> _Records for this task_:
———

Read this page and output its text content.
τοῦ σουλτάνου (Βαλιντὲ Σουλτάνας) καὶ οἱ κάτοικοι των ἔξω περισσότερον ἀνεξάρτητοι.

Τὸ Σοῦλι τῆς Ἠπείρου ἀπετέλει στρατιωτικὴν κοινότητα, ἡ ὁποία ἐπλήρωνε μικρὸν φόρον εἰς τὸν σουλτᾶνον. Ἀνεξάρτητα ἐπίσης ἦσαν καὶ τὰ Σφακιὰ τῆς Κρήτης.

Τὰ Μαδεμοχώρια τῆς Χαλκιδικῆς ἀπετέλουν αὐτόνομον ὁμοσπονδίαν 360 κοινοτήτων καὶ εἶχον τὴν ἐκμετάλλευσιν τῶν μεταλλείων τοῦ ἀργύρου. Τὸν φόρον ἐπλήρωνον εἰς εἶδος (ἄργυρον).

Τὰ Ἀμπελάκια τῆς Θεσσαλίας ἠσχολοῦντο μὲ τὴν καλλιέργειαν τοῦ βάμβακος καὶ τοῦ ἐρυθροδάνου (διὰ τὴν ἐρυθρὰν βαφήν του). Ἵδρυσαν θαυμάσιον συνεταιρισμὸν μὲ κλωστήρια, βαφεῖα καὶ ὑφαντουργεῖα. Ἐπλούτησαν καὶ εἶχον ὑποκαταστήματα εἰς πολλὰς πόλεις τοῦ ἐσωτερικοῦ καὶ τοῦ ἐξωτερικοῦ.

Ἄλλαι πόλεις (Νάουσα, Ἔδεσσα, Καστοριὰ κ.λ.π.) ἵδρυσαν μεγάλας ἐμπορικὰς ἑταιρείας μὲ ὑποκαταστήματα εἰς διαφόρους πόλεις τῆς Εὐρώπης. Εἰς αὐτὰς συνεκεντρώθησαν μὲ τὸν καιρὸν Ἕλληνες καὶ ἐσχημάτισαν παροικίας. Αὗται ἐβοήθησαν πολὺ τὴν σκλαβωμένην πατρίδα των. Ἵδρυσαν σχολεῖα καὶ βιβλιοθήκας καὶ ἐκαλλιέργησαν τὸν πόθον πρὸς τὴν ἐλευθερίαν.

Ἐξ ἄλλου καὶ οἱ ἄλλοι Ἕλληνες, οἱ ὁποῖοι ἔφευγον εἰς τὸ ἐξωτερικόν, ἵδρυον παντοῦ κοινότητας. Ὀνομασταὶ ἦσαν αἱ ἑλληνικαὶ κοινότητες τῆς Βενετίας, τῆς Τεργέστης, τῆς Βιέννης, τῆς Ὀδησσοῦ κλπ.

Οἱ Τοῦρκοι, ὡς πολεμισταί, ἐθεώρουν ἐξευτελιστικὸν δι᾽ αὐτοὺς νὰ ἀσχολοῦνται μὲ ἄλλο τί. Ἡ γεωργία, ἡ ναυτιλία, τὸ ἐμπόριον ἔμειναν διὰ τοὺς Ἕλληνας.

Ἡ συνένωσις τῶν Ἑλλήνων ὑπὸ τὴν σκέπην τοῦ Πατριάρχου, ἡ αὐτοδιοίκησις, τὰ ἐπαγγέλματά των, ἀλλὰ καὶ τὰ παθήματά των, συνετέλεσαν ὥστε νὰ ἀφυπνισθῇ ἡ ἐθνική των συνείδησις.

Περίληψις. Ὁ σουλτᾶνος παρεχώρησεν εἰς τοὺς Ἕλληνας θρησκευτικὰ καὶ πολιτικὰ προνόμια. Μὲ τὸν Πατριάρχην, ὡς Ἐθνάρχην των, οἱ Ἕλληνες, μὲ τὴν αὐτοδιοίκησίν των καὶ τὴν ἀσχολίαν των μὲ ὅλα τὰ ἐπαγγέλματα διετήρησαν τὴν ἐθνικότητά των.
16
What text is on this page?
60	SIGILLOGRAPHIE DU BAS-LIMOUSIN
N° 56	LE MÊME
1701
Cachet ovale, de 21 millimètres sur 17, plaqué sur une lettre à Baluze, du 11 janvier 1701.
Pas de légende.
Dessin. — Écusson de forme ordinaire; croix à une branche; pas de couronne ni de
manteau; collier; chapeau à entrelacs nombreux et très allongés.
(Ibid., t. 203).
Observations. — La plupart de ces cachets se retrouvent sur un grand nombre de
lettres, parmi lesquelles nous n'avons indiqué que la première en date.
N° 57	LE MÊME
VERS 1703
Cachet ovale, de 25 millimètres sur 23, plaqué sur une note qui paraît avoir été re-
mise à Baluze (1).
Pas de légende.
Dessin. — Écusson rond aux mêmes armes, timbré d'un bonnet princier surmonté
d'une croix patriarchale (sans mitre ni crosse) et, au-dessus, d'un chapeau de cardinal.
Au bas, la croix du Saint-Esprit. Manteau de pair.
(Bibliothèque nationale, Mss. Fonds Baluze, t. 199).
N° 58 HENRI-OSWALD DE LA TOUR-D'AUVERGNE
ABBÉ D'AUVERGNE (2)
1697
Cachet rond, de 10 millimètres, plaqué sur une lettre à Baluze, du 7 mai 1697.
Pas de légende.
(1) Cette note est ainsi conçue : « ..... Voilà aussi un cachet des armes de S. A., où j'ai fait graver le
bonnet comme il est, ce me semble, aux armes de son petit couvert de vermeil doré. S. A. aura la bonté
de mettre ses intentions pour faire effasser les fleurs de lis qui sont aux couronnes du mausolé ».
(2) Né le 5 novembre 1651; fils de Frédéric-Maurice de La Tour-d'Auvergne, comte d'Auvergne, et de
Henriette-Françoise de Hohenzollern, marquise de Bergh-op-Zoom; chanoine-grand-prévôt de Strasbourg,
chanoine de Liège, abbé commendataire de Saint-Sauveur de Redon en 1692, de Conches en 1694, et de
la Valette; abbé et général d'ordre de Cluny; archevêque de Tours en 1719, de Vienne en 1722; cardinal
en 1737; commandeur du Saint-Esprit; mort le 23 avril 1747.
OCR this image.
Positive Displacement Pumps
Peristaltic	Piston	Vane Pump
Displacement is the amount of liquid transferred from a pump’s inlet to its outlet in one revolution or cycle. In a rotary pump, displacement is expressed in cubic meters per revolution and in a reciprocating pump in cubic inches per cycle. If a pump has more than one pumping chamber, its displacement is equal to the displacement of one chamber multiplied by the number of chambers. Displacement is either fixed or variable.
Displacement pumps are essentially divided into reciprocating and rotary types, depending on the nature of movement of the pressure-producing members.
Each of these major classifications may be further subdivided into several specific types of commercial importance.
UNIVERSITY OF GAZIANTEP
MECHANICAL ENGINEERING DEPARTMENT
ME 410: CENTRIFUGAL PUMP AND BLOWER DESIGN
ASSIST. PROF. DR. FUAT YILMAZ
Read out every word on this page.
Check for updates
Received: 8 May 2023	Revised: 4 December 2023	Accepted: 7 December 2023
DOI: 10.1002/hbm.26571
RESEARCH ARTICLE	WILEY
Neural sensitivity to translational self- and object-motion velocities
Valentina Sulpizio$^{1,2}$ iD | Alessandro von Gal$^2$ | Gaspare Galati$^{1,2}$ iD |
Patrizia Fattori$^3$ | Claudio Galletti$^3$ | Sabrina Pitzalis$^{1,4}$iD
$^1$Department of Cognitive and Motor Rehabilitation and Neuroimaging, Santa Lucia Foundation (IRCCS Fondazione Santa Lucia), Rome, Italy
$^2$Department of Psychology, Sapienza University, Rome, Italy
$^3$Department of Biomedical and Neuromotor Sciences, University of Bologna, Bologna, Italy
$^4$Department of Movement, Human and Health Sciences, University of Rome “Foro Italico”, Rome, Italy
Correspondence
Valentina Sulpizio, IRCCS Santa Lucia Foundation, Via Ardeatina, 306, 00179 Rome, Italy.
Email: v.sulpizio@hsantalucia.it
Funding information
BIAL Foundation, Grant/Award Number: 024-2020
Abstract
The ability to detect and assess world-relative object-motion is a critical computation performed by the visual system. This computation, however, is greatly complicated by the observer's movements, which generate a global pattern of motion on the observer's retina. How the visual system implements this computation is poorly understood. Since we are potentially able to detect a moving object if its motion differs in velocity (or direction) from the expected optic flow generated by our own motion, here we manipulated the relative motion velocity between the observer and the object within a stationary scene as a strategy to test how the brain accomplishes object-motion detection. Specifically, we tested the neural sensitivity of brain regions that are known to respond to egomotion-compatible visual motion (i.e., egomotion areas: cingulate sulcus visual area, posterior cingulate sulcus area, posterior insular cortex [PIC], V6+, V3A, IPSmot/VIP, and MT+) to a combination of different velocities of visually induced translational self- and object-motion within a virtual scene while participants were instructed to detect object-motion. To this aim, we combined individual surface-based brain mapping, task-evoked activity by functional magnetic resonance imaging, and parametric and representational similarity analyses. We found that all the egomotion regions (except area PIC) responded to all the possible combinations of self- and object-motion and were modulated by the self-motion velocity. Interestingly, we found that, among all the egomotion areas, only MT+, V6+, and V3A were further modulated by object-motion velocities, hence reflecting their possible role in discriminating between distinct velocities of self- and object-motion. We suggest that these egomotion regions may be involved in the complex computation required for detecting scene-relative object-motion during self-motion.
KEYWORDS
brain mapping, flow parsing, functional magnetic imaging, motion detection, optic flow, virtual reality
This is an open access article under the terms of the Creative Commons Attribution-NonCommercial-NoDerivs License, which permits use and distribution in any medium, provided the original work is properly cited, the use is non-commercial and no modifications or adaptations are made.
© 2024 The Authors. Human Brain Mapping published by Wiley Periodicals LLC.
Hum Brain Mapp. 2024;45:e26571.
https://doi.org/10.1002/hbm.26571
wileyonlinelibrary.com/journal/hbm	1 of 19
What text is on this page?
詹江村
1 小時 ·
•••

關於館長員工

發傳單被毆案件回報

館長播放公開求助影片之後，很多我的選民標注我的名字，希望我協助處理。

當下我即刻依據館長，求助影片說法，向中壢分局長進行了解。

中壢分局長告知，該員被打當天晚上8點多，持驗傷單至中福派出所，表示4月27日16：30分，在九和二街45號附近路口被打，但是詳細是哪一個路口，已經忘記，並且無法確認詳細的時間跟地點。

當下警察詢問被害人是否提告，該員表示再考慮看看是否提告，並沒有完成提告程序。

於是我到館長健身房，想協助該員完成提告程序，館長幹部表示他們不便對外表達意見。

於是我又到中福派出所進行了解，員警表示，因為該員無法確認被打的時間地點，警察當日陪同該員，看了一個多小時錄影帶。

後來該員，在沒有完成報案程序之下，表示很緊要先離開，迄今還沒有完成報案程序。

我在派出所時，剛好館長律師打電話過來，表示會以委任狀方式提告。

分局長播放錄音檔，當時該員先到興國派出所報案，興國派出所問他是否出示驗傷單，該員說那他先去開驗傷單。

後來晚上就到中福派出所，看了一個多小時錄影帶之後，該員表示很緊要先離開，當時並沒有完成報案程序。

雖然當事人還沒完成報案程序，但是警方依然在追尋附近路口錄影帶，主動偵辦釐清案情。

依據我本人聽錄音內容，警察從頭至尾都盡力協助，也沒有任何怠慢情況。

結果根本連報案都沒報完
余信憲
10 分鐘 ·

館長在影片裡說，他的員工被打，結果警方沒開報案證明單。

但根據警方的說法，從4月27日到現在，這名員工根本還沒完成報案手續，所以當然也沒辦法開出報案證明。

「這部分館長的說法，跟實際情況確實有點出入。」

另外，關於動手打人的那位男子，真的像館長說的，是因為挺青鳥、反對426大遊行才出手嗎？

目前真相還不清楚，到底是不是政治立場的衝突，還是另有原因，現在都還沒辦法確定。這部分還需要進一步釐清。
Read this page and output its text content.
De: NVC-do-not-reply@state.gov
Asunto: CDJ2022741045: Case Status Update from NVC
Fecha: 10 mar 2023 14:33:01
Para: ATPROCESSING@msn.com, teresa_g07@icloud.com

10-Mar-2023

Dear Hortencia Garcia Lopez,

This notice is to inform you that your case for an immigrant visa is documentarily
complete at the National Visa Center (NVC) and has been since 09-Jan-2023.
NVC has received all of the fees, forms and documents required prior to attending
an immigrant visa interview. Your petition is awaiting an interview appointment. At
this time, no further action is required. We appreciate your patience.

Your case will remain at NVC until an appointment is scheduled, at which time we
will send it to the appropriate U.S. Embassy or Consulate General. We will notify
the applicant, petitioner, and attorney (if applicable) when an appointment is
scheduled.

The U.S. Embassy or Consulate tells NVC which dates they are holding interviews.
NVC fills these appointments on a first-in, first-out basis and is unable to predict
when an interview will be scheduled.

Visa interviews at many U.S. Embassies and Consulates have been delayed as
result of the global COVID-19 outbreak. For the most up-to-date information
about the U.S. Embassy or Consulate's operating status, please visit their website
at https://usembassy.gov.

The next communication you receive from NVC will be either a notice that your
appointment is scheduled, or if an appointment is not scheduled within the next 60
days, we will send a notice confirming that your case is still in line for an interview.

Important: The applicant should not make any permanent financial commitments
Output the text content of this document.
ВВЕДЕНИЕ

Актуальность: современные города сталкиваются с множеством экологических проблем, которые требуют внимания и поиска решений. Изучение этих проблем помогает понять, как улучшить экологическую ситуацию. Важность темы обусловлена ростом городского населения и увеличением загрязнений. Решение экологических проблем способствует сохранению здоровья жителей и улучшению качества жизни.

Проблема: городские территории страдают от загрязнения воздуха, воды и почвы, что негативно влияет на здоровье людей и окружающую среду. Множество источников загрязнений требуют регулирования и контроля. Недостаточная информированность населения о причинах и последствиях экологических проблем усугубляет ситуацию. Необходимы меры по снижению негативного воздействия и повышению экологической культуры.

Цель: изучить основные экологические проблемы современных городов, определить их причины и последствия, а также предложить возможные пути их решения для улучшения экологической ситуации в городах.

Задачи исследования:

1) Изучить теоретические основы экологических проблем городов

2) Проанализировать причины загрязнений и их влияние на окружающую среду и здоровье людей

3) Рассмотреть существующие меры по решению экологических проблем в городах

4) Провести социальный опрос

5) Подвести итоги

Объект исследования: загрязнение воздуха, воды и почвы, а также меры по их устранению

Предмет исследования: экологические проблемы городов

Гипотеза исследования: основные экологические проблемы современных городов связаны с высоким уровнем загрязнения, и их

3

———

> _Aim of the exercise_: Pick each line holding the word "chanoine" out of the listing.

> _Answer to the exercise_:
Henriette-Françoise de Hohenzollern, marquise de Bergh-op-Zoom; chanoine-grand-prévôt de Strasbourg,
chanoine de Liège, abbé commendataire de Saint-Sauveur de Redon en 1692, de Conches en 1694, et de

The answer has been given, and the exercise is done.